---------- Data provided

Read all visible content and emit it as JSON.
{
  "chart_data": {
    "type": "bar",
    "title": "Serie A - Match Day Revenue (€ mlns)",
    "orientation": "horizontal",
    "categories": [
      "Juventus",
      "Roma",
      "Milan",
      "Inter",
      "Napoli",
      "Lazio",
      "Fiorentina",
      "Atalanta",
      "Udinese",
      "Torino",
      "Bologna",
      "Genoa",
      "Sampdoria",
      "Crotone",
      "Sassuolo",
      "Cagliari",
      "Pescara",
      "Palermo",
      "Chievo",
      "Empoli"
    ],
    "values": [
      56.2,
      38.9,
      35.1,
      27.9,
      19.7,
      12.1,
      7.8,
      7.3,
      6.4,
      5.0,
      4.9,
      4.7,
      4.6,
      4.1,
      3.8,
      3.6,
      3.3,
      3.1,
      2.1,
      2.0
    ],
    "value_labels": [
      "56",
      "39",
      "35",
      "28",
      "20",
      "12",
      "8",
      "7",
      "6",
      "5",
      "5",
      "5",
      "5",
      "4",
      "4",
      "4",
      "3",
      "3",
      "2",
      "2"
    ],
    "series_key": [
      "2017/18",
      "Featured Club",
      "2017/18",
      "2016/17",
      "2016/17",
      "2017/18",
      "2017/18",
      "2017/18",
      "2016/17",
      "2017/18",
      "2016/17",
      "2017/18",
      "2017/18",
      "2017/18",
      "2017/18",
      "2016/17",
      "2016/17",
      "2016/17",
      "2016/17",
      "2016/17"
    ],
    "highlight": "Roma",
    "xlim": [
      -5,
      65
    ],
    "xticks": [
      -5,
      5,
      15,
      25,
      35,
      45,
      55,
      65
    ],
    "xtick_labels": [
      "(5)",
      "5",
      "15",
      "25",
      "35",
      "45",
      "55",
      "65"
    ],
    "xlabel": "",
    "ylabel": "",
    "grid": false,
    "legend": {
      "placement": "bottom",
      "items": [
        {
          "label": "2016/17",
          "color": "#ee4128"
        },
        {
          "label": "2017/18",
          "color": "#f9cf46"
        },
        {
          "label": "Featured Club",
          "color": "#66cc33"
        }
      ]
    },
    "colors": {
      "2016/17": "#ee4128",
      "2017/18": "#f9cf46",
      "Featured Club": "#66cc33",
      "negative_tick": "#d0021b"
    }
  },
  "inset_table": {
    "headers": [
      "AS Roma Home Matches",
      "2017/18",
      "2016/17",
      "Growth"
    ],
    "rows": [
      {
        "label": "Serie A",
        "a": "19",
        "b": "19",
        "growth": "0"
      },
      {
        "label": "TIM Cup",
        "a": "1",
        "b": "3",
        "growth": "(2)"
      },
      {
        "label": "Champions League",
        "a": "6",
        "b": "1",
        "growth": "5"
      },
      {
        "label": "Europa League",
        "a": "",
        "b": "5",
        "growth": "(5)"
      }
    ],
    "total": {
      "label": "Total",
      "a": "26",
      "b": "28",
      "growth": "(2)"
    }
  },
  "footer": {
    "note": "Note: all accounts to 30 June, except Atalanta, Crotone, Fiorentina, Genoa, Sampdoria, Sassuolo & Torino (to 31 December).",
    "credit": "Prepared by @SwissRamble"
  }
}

--------------------

### Short problem
Transcribe all lines as written.

### Answer for the task
Read all visible content and emit it as JSON.
{
  "chart_data": {
    "type": "bar",
    "title": "Serie A - Match Day Revenue (€ mlns)",
    "orientation": "horizontal",
    "categories": [
      "Juventus",
      "Roma",
      "Milan",
      "Inter",
      "Napoli",
      "Lazio",
      "Fiorentina",
      "Atalanta",
      "Udinese",
      "Torino",
      "Bologna",
      "Genoa",
      "Sampdoria",
      "Crotone",
      "Sassuolo",
      "Cagliari",
      "Pescara",
      "Palermo",
      "Chievo",
      "Empoli"
    ],
    "values": [
      56.2,
      38.9,
      35.1,
      27.9,
      19.7,
      12.1,
      7.8,
      7.3,
      6.4,
      5.0,
      4.9,
      4.7,
      4.6,
      4.1,
      3.8,
      3.6,
      3.3,
      3.1,
      2.1,
      2.0
    ],
    "value_labels": [
      "56",
      "39",
      "35",
      "28",
      "20",
      "12",
      "8",
      "7",
      "6",
      "5",
      "5",
      "5",
      "5",
      "4",
      "4",
      "4",
      "3",
      "3",
      "2",
      "2"
    ],
    "series_key": [
      "2017/18",
      "Featured Club",
      "2017/18",
      "2016/17",
      "2016/17",
      "2017/18",
      "2017/18",
      "2017/18",
      "2016/17",
      "2017/18",
      "2016/17",
      "2017/18",
      "2017/18",
      "2017/18",
      "2017/18",
      "2016/17",
      "2016/17",
      "2016/17",
      "2016/17",
      "2016/17"
    ],
    "highlight": "Roma",
    "xlim": [
      -5,
      65
    ],
    "xticks": [
      -5,
      5,
      15,
      25,
      35,
      45,
      55,
      65
    ],
    "xtick_labels": [
      "(5)",
      "5",
      "15",
      "25",
      "35",
      "45",
      "55",
      "65"
    ],
    "xlabel": "",
    "ylabel": "",
    "grid": false,
    "legend": {
      "placement": "bottom",
      "items": [
        {
          "label": "2016/17",
          "color": "#ee4128"
        },
        {
          "label": "2017/18",
          "color": "#f9cf46"
        },
        {
          "label": "Featured Club",
          "color": "#66cc33"
        }
      ]
    },
    "colors": {
      "2016/17": "#ee4128",
      "2017/18": "#f9cf46",
      "Featured Club": "#66cc33",
      "negative_tick": "#d0021b"
    }
  },
  "inset_table": {
    "headers": [
      "AS Roma Home Matches",
      "2017/18",
      "2016/17",
      "Growth"
    ],
    "rows": [
      {
        "label": "Serie A",
        "a": "19",
        "b": "19",
        "growth": "0"
      },
      {
        "label": "TIM Cup",
        "a": "1",
        "b": "3",
        "growth": "(2)"
      },
      {
        "label": "Champions League",
        "a": "6",
        "b": "1",
        "growth": "5"
      },
      {
        "label": "Europa League",
        "a": "",
        "b": "5",
        "growth": "(5)"
      }
    ],
    "total": {
      "label": "Total",
      "a": "26",
      "b": "28",
      "growth": "(2)"
    }
  },
  "footer": {
    "note": "Note: all accounts to 30 June, except Atalanta, Crotone, Fiorentina, Genoa, Sampdoria, Sassuolo & Torino (to 31 December).",
    "credit": "Prepared by @SwissRamble"
  }
}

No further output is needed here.